* _WHAT TO PRODUCE_
Every line that holds the string "公司其他股东" is to be identified and copied.

begin

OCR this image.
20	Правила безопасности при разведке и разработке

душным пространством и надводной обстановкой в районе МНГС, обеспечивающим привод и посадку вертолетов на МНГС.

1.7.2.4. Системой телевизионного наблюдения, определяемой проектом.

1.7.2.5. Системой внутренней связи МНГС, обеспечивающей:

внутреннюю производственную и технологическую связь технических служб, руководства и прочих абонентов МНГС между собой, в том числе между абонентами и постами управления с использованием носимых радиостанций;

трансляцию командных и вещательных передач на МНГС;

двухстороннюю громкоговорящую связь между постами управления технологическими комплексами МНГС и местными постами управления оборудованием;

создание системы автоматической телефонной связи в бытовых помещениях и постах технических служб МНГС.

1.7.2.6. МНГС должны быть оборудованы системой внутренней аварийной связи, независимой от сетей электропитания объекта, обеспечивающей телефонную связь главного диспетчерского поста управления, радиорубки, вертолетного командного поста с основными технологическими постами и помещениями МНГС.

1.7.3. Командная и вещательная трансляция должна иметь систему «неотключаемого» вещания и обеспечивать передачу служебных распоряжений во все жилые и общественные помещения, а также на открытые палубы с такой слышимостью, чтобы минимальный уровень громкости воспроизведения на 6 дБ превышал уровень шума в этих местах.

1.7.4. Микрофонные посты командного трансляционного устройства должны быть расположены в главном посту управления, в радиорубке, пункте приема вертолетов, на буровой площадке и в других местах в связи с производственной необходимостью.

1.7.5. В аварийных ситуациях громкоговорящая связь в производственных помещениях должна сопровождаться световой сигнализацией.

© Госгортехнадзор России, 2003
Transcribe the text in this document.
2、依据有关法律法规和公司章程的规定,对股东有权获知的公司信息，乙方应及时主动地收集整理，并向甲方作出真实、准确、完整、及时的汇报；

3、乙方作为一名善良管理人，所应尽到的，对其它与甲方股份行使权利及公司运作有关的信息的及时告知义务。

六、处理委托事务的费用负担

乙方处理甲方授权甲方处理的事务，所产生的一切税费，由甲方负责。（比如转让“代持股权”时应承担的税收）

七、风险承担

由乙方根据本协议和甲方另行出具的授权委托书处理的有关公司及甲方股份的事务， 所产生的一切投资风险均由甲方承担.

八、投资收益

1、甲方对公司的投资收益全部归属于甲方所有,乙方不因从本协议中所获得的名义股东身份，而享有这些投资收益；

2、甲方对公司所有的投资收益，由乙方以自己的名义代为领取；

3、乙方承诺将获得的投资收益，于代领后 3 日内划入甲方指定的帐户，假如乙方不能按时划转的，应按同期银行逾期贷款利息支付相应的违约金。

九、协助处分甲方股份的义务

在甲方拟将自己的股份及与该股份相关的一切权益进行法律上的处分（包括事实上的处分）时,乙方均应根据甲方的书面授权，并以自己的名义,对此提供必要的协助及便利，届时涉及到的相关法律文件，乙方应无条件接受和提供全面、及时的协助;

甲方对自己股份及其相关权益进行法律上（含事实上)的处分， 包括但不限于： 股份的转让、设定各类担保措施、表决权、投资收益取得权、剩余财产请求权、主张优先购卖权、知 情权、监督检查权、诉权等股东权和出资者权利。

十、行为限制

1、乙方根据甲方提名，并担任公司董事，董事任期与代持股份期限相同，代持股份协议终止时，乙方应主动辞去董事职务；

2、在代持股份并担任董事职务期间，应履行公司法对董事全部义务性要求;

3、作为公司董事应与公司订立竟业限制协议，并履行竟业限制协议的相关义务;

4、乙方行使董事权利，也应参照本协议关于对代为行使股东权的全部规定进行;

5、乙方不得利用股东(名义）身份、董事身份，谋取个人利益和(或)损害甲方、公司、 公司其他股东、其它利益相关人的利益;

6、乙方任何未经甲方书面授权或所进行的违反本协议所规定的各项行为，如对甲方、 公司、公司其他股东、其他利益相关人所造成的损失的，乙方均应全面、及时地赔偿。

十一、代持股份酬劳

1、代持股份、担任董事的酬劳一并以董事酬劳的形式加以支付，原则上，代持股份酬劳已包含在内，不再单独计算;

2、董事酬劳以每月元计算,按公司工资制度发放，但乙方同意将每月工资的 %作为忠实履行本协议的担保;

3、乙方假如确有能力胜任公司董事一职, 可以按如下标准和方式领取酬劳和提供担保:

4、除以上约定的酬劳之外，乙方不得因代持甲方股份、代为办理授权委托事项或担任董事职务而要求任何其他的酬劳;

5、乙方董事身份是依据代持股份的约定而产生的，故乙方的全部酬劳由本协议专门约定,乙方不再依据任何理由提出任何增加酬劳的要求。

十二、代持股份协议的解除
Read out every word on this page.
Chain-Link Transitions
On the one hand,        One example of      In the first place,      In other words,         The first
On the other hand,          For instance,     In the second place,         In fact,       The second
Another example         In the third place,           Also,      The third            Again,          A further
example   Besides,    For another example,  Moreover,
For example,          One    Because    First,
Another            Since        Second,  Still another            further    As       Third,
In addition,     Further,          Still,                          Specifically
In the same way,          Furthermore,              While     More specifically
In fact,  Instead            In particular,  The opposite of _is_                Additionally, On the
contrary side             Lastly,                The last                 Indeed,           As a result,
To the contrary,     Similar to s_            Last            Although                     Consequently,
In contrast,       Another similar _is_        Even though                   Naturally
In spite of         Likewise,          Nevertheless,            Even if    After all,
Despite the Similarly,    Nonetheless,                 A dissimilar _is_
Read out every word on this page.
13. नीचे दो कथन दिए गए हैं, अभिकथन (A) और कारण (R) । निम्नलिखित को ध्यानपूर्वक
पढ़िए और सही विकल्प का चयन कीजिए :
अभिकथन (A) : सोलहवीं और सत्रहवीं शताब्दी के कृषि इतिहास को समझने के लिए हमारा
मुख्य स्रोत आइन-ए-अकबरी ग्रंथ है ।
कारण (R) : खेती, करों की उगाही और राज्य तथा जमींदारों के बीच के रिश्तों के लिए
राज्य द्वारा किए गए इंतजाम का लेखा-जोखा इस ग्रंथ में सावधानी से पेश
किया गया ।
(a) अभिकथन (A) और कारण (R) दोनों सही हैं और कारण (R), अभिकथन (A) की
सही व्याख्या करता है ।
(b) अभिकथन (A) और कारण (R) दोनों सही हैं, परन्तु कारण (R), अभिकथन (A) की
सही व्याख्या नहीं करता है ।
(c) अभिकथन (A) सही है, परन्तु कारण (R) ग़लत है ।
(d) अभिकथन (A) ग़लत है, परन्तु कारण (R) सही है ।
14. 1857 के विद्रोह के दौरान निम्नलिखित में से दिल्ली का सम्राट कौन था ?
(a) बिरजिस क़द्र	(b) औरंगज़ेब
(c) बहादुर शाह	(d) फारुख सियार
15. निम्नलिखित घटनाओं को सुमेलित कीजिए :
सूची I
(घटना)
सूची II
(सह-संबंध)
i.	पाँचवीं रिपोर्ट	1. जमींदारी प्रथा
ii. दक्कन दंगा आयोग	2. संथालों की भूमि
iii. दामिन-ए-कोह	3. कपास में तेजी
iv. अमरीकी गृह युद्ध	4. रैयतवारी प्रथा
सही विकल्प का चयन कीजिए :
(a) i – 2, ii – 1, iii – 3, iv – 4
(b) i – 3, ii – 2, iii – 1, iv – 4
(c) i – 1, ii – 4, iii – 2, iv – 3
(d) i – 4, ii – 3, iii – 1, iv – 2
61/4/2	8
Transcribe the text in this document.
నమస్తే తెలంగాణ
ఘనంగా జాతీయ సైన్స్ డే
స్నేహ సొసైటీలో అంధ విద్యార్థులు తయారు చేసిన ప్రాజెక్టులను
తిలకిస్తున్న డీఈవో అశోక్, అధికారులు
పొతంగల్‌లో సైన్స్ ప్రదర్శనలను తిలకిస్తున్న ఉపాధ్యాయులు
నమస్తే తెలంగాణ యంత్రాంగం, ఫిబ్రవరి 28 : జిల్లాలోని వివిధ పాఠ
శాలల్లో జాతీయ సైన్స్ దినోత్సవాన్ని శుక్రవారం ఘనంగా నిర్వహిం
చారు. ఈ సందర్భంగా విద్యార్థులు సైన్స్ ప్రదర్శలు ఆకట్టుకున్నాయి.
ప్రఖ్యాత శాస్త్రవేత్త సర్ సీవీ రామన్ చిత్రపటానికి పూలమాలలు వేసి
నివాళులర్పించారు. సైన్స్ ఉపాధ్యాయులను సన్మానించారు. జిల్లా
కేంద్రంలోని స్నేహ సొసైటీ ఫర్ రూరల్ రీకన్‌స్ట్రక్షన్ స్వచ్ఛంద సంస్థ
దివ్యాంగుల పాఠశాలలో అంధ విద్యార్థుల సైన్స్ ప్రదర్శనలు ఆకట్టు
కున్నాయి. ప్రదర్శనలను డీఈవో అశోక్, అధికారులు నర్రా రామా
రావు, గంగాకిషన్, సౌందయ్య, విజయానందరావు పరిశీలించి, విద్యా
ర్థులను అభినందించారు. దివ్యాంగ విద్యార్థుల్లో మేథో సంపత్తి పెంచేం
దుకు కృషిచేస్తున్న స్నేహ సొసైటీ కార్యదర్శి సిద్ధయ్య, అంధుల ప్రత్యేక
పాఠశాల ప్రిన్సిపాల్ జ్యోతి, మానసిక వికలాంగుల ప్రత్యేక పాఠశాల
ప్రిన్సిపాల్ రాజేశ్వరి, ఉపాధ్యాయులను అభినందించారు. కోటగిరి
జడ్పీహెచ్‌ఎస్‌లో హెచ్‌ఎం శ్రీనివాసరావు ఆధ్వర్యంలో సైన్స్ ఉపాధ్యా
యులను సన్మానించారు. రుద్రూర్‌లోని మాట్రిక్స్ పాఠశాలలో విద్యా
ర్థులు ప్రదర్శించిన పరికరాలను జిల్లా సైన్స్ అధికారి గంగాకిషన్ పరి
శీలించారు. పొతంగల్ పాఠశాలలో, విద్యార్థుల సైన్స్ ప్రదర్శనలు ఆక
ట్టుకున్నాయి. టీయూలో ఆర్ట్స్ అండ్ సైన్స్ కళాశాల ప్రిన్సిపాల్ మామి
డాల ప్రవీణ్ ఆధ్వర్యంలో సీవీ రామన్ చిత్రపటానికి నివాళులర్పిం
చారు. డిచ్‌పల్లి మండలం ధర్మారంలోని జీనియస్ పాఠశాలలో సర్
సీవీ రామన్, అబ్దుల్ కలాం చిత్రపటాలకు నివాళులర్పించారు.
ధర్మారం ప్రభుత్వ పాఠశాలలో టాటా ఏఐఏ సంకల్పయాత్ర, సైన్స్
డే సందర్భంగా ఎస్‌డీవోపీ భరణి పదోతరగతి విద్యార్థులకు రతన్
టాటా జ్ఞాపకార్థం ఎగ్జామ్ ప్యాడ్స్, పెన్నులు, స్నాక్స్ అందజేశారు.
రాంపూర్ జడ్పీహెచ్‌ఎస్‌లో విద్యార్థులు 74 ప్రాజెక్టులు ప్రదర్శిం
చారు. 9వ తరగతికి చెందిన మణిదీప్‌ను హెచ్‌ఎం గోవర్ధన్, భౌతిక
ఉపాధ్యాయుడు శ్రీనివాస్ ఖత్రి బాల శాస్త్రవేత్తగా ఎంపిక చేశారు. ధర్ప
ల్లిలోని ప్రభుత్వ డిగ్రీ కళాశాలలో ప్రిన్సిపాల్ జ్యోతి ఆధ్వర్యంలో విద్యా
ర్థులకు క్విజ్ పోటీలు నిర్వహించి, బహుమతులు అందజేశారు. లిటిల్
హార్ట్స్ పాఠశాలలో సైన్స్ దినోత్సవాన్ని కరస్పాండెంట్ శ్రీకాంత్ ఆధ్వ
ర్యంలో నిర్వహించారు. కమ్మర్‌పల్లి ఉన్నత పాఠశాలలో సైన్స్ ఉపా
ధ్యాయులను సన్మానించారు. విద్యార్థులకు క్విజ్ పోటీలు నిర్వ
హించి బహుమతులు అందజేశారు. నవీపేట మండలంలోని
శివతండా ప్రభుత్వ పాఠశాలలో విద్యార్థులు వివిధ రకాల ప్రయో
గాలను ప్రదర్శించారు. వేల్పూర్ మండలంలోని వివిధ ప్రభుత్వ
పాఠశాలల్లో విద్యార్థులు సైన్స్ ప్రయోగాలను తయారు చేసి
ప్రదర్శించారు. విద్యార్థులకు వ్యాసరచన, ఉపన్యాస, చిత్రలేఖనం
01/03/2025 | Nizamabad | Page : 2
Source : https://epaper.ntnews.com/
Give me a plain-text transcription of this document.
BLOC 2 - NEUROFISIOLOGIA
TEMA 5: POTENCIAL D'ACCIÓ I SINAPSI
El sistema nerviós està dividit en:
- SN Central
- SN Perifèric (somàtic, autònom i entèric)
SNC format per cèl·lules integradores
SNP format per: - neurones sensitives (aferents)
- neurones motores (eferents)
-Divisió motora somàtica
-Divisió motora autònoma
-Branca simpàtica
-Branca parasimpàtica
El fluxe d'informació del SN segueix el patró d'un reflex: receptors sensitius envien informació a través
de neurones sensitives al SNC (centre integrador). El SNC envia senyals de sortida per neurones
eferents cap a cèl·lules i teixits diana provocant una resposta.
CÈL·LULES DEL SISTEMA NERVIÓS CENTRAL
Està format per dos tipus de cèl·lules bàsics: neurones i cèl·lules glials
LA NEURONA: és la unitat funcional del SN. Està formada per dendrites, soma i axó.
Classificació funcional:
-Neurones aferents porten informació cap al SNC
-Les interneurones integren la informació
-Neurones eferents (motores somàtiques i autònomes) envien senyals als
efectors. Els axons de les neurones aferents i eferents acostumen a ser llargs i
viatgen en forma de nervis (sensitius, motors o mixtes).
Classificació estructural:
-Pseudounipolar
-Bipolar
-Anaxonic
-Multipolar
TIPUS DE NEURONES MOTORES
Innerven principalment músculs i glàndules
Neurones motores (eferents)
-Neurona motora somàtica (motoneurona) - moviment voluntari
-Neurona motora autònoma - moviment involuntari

end

* _EXERCISE SOLUTION_
5、乙方不得利用股东(名义）身份、董事身份，谋取个人利益和(或)损害甲方、公司、 公司其他股东、其它利益相关人的利益;
6、乙方任何未经甲方书面授权或所进行的违反本协议所规定的各项行为，如对甲方、 公司、公司其他股东、其他利益相关人所造成的损失的，乙方均应全面、及时地赔偿。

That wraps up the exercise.